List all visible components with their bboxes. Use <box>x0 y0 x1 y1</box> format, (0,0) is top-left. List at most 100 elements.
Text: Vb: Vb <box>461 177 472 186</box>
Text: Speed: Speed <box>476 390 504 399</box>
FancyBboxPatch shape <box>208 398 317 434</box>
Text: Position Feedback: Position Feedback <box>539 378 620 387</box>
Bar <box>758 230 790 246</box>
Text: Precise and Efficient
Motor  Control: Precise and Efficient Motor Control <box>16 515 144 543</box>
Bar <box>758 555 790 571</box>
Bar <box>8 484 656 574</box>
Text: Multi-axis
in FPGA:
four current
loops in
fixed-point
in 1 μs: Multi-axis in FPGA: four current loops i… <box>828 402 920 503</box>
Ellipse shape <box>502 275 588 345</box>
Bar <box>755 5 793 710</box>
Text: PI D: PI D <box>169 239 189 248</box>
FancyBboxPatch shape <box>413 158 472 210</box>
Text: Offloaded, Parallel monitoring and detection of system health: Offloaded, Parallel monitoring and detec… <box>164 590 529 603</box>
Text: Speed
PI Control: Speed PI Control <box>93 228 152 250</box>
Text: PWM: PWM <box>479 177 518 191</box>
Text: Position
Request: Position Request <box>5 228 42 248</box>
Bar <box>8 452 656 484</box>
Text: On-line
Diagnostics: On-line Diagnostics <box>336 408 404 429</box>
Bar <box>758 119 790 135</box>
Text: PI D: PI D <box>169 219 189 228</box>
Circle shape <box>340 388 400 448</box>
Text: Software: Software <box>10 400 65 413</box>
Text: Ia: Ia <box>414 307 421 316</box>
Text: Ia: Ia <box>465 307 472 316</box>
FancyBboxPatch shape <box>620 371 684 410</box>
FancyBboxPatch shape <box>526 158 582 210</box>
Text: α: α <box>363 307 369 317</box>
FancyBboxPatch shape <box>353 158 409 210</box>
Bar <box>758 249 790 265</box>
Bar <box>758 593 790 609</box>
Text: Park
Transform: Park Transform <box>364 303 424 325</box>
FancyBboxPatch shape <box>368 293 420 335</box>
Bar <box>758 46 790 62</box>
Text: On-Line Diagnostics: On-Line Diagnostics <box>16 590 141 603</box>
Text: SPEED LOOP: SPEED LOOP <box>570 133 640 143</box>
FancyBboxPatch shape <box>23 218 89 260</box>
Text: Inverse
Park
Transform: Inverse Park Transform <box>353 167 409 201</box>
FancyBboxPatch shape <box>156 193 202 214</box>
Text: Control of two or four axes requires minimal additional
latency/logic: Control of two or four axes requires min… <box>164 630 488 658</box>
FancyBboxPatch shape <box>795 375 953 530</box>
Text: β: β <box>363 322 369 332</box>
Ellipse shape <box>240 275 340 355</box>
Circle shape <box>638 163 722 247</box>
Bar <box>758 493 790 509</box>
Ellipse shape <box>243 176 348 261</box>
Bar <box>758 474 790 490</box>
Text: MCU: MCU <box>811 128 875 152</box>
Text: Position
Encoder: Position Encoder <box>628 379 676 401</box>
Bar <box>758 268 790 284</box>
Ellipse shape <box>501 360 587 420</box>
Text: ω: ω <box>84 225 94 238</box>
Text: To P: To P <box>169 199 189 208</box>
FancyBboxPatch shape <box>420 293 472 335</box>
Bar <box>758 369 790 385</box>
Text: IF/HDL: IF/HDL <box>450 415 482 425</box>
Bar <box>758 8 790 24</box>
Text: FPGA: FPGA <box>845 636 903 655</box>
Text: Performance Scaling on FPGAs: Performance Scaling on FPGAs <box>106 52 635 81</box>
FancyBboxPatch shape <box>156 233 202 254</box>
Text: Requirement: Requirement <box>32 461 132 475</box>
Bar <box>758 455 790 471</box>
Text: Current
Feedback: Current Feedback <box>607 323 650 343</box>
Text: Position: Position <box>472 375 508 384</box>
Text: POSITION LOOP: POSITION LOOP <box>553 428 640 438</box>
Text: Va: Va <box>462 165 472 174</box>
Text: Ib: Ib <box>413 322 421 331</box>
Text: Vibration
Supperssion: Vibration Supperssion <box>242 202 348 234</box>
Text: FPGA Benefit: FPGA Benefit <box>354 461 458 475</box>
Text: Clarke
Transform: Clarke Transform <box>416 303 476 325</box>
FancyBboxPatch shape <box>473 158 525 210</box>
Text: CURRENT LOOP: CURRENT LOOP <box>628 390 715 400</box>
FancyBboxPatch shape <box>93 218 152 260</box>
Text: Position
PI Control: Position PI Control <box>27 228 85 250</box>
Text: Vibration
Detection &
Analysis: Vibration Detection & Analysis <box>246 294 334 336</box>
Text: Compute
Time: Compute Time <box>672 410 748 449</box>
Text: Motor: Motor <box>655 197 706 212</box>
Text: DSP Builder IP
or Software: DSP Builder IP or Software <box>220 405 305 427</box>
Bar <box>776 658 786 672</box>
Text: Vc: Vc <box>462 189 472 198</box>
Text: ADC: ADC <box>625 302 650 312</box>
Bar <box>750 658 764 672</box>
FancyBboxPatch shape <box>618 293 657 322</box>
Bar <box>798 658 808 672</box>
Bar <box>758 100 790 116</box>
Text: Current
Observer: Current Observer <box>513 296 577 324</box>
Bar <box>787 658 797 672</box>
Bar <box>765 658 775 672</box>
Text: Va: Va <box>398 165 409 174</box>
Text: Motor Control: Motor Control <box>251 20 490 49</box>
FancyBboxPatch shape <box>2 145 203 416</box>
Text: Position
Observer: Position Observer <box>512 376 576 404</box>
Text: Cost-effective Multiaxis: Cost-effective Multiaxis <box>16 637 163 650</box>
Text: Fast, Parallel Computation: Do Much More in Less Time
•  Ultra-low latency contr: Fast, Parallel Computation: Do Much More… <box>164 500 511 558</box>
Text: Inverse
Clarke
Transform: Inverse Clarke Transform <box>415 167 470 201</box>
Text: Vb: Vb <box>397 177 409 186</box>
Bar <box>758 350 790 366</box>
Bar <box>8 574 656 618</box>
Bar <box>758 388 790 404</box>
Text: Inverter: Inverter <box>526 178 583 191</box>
-----
Pull out each line of the entries above that contains the string "Circle".

● Solution for this task:
Circle shape <box>340 388 400 448</box>
Circle shape <box>638 163 722 247</box>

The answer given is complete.